begin
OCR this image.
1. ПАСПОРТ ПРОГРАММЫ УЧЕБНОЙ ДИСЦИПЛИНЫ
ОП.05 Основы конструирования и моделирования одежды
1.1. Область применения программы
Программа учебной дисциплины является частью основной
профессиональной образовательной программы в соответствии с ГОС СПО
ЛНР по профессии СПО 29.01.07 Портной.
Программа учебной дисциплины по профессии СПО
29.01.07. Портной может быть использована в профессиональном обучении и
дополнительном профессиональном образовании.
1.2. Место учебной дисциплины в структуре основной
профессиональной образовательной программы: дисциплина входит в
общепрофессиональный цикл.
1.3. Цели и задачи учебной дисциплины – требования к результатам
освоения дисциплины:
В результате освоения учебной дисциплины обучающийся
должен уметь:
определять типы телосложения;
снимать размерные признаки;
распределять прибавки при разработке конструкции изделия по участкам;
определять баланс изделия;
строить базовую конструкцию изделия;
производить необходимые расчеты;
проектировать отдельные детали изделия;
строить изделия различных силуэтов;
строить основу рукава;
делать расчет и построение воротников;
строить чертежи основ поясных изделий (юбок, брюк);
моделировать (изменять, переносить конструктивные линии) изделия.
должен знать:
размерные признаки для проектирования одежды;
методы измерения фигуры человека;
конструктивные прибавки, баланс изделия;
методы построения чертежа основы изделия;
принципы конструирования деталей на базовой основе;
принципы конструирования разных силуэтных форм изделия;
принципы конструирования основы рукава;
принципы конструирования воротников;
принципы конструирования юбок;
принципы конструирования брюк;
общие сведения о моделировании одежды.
end
▶ **What to produce**: Show every line above in which the word "брюк" occurs.

▶ **Answer to the task**:
строить чертежи основ поясных изделий (юбок, брюк);
принципы конструирования брюк;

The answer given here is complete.